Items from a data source

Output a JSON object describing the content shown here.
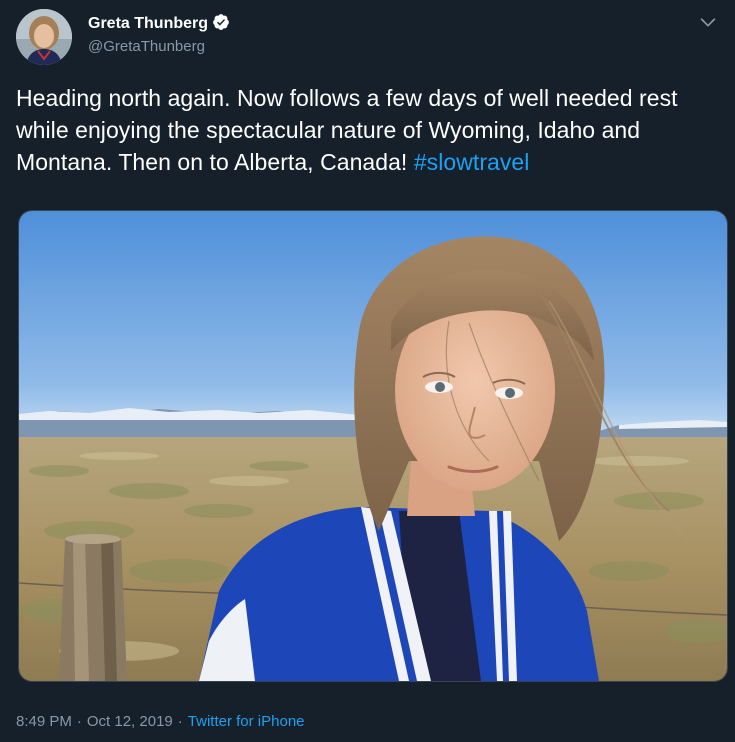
{
  "tweet": {
    "author": {
      "display_name": "Greta Thunberg",
      "handle": "@GretaThunberg",
      "verified_icon": "verified-badge-icon",
      "avatar_icon": "profile-avatar"
    },
    "menu_icon": "chevron-down-icon",
    "text": "Heading north again. Now follows a few days of well needed rest while enjoying the spectacular nature of Wyoming, Idaho and Montana. Then on to Alberta, Canada! ",
    "hashtag": "#slowtravel",
    "media": {
      "type": "photo"
    },
    "time": "8:49 PM",
    "separator": "·",
    "date": "Oct 12, 2019",
    "source": "Twitter for iPhone"
  },
  "colors": {
    "background": "#15202b",
    "text": "#ffffff",
    "secondary_text": "#8899a6",
    "link": "#1da1f2",
    "border": "#38444d"
  }
}
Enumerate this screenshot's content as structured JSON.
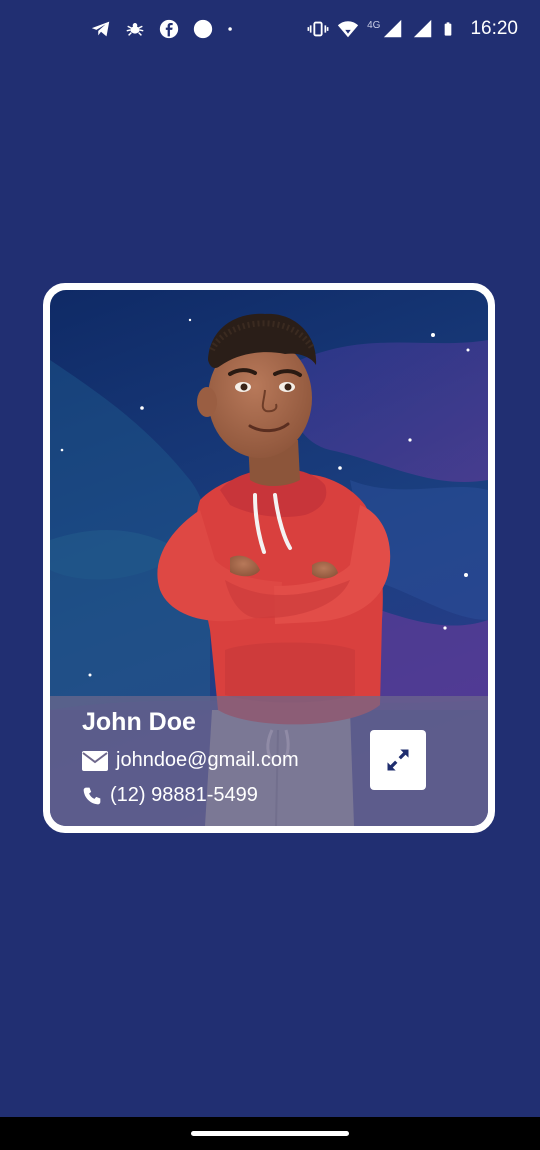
{
  "status_bar": {
    "time": "16:20",
    "network": "4G",
    "left_icons": [
      "telegram-icon",
      "bug-icon",
      "facebook-icon",
      "circle-icon",
      "dot-icon"
    ],
    "right_icons": [
      "vibrate-icon",
      "wifi-icon",
      "signal-icon",
      "signal-icon",
      "battery-icon"
    ]
  },
  "profile_card": {
    "name": "John Doe",
    "email": "johndoe@gmail.com",
    "phone": "(12) 98881-5499",
    "email_icon": "envelope-icon",
    "phone_icon": "phone-icon",
    "expand_icon": "expand-arrows-icon"
  },
  "colors": {
    "background": "#212f72",
    "card_border": "#ffffff",
    "info_panel": "#6e688c",
    "icon_accent": "#1f2d6e",
    "hoodie": "#d9403e"
  }
}
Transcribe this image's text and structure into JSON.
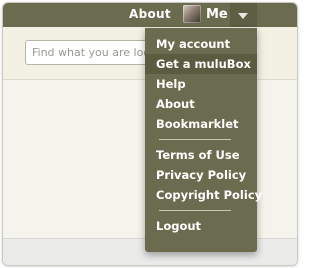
{
  "header": {
    "about_label": "About",
    "me_label": "Me",
    "avatar_icon": "user-avatar",
    "menu_toggle_icon": "caret-down-icon"
  },
  "search": {
    "placeholder": "Find what you are looking for"
  },
  "dropdown": {
    "groups": [
      [
        {
          "label": "My account"
        },
        {
          "label": "Get a muluBox",
          "highlighted": true
        },
        {
          "label": "Help"
        },
        {
          "label": "About"
        },
        {
          "label": "Bookmarklet"
        }
      ],
      [
        {
          "label": "Terms of Use"
        },
        {
          "label": "Privacy Policy"
        },
        {
          "label": "Copyright Policy"
        }
      ],
      [
        {
          "label": "Logout"
        }
      ]
    ]
  },
  "colors": {
    "bar": "#6b6c4f",
    "menu_hover": "#5a5b41",
    "page_bg": "#f5f4ec"
  }
}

**What you will do**
Above are the records; reproduce them exactly and leave out the pictures.

**Written reply**
Output a JSON object describing the content shown here.
{
  "tweet": {
    "author": {
      "display_name": "Greta Thunberg",
      "handle": "@GretaThunberg",
      "verified_icon": "verified-badge-icon",
      "avatar_icon": "profile-avatar"
    },
    "menu_icon": "chevron-down-icon",
    "text": "Heading north again. Now follows a few days of well needed rest while enjoying the spectacular nature of Wyoming, Idaho and Montana. Then on to Alberta, Canada! ",
    "hashtag": "#slowtravel",
    "media": {
      "type": "photo"
    },
    "time": "8:49 PM",
    "separator": "·",
    "date": "Oct 12, 2019",
    "source": "Twitter for iPhone"
  },
  "colors": {
    "background": "#15202b",
    "text": "#ffffff",
    "secondary_text": "#8899a6",
    "link": "#1da1f2",
    "border": "#38444d"
  }
}
Enumerate this screenshot's content as structured JSON.
{
  "status_bar": {
    "time": "16:20",
    "network": "4G",
    "left_icons": [
      "telegram-icon",
      "bug-icon",
      "facebook-icon",
      "circle-icon",
      "dot-icon"
    ],
    "right_icons": [
      "vibrate-icon",
      "wifi-icon",
      "signal-icon",
      "signal-icon",
      "battery-icon"
    ]
  },
  "profile_card": {
    "name": "John Doe",
    "email": "johndoe@gmail.com",
    "phone": "(12) 98881-5499",
    "email_icon": "envelope-icon",
    "phone_icon": "phone-icon",
    "expand_icon": "expand-arrows-icon"
  },
  "colors": {
    "background": "#212f72",
    "card_border": "#ffffff",
    "info_panel": "#6e688c",
    "icon_accent": "#1f2d6e",
    "hoodie": "#d9403e"
  }
}
Transcribe this image's text and structure into JSON.
{
  "header": {
    "about_label": "About",
    "me_label": "Me",
    "avatar_icon": "user-avatar",
    "menu_toggle_icon": "caret-down-icon"
  },
  "search": {
    "placeholder": "Find what you are looking for"
  },
  "dropdown": {
    "groups": [
      [
        {
          "label": "My account"
        },
        {
          "label": "Get a muluBox",
          "highlighted": true
        },
        {
          "label": "Help"
        },
        {
          "label": "About"
        },
        {
          "label": "Bookmarklet"
        }
      ],
      [
        {
          "label": "Terms of Use"
        },
        {
          "label": "Privacy Policy"
        },
        {
          "label": "Copyright Policy"
        }
      ],
      [
        {
          "label": "Logout"
        }
      ]
    ]
  },
  "colors": {
    "bar": "#6b6c4f",
    "menu_hover": "#5a5b41",
    "page_bg": "#f5f4ec"
  }
}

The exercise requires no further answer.